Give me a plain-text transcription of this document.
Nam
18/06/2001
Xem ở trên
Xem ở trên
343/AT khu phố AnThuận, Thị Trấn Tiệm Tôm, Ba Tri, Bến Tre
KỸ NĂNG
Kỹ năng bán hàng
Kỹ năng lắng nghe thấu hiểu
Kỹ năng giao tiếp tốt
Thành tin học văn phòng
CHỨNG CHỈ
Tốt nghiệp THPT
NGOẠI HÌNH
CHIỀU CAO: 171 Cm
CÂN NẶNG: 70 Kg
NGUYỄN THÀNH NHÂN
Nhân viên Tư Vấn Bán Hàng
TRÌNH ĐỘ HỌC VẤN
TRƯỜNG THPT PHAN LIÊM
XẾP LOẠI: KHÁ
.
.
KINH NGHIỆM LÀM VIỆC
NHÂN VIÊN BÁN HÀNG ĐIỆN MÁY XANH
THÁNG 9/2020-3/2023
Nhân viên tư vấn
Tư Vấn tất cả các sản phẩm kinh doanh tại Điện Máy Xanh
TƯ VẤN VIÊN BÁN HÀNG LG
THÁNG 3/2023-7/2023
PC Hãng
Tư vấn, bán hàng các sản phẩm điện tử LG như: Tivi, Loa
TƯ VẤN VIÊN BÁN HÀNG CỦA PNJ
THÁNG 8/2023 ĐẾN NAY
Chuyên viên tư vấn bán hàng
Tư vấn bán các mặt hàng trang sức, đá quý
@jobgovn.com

• _PROBLEM DESCRIPTION_:
Output all of the data above without any alteration.

• _SOLUTION TO THIS TASK_:
Give me a plain-text transcription of this document.
Nam
18/06/2001
Xem ở trên
Xem ở trên
343/AT khu phố AnThuận, Thị Trấn Tiệm Tôm, Ba Tri, Bến Tre
KỸ NĂNG
Kỹ năng bán hàng
Kỹ năng lắng nghe thấu hiểu
Kỹ năng giao tiếp tốt
Thành tin học văn phòng
CHỨNG CHỈ
Tốt nghiệp THPT
NGOẠI HÌNH
CHIỀU CAO: 171 Cm
CÂN NẶNG: 70 Kg
NGUYỄN THÀNH NHÂN
Nhân viên Tư Vấn Bán Hàng
TRÌNH ĐỘ HỌC VẤN
TRƯỜNG THPT PHAN LIÊM
XẾP LOẠI: KHÁ
.
.
KINH NGHIỆM LÀM VIỆC
NHÂN VIÊN BÁN HÀNG ĐIỆN MÁY XANH
THÁNG 9/2020-3/2023
Nhân viên tư vấn
Tư Vấn tất cả các sản phẩm kinh doanh tại Điện Máy Xanh
TƯ VẤN VIÊN BÁN HÀNG LG
THÁNG 3/2023-7/2023
PC Hãng
Tư vấn, bán hàng các sản phẩm điện tử LG như: Tivi, Loa
TƯ VẤN VIÊN BÁN HÀNG CỦA PNJ
THÁNG 8/2023 ĐẾN NAY
Chuyên viên tư vấn bán hàng
Tư vấn bán các mặt hàng trang sức, đá quý
@jobgovn.com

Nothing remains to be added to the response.